==== Sayfa Alıntısı

Güney Marmara Doğal ve Kültürel Çevreyi Koruma Derneği (GÜMÇED) Edremit
Körfez Şubesi Yönetim Kurulu Başkanı Mehmet Akif Öznal ve
Kazdağı Milli Parkı Alan Kılavuzları Derneği Başkanı Coşkun
Taşkın, “Sarıkız Etkinliği” adı altında bölgenin
yanlış kullanımının önüne geçilmesi çağrısı yaptı.
Kazdağı Milli Parkı'nın, aralarında endemik türlerin de
bulunduğu binlerce bitkiye ev sahipliği yaptığını ve dünya ekosisteminin önemli
bir parçası olduğunu anımsatan Öznal ve Taşkın, “Sarıkız Etkinliği” adı altında
yapılan geleneksel konaklamayla ilgisi olmayanların, bölgeyi tehdit ettiğini
söyledi.

========
==== Veri Kümesi İçeriği

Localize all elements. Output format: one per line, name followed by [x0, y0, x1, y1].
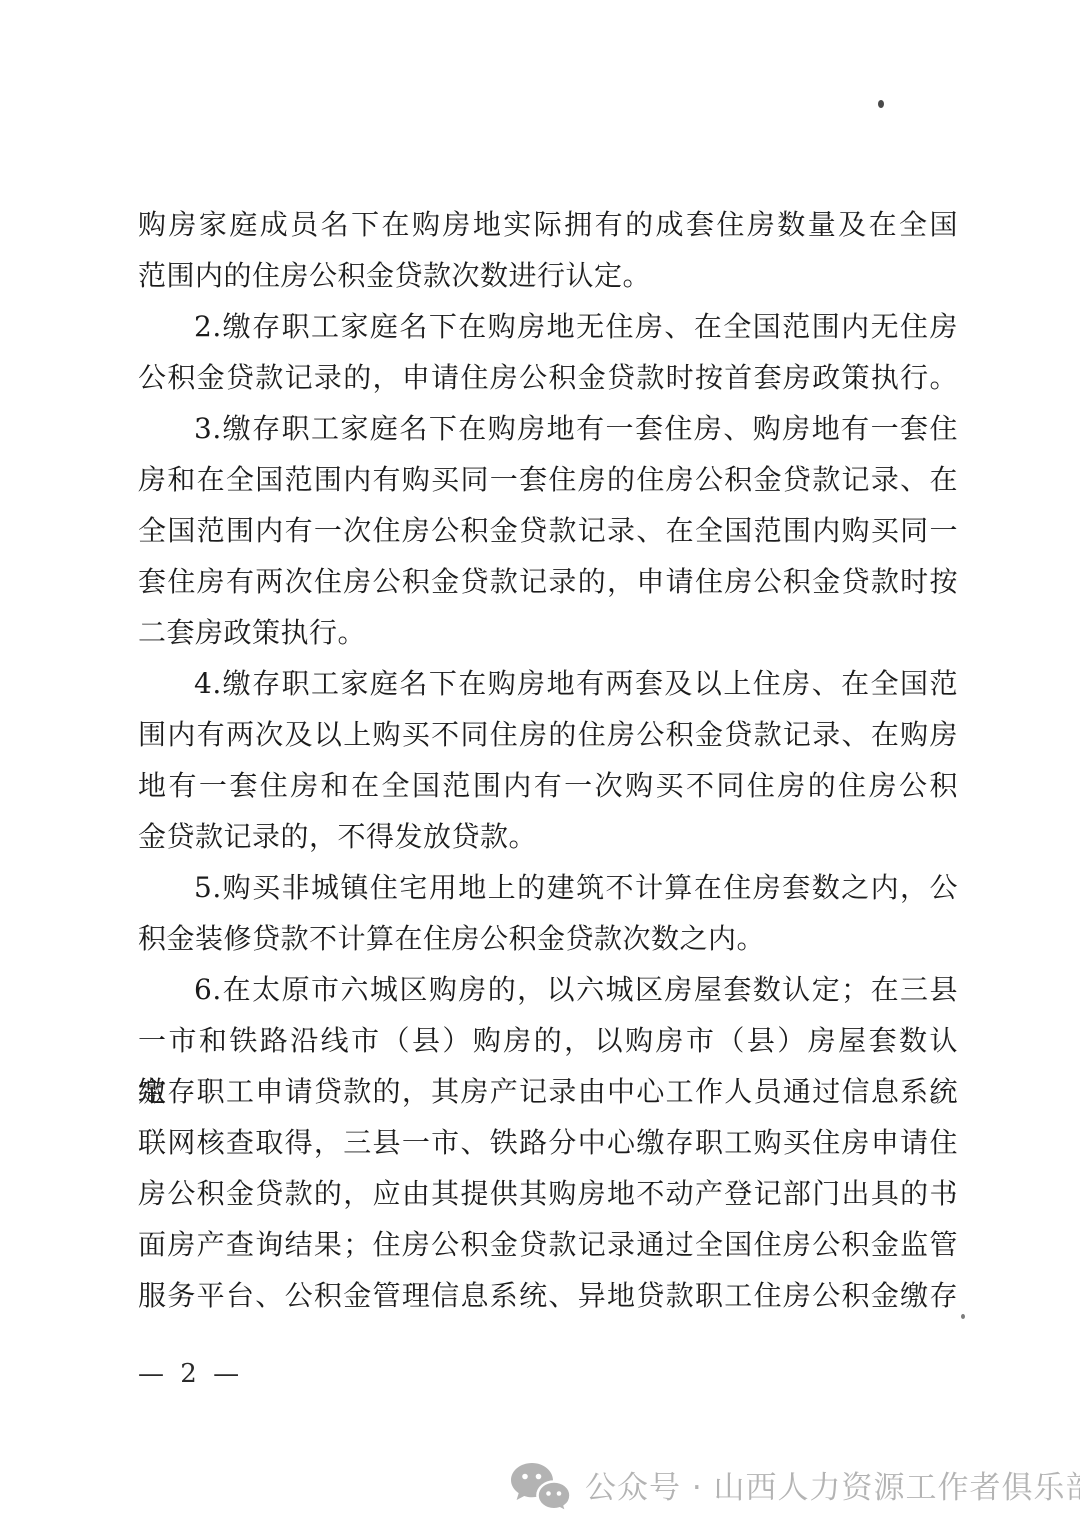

========

Yapılacak Görevler:
• a. Kazdağı haberinde "Güney Marmara Doğal" ile "geçilmesi çağrısı yaptı." arasındaki bölümü, bu ifadeler de dahil olmak üzere, değiştirmeden çıkarın.
• b. Kazdağı haberinde adı geçen bütün kişileri ve dernekleri sıralayın.

Çözümlü Cevaplar:
• a.
Güney Marmara Doğal ve Kültürel Çevreyi Koruma Derneği (GÜMÇED) Edremit
Körfez Şubesi Yönetim Kurulu Başkanı Mehmet Akif Öznal ve
Kazdağı Milli Parkı Alan Kılavuzları Derneği Başkanı Coşkun
Taşkın, “Sarıkız Etkinliği” adı altında bölgenin
yanlış kullanımının önüne geçilmesi çağrısı yaptı.

• b.
- Mehmet Akif Öznal
- Coşkun Taşkın
- Güney Marmara Doğal ve Kültürel Çevreyi Koruma Derneği (GÜMÇED)
- Kazdağı Milli Parkı Alan Kılavuzları Derneği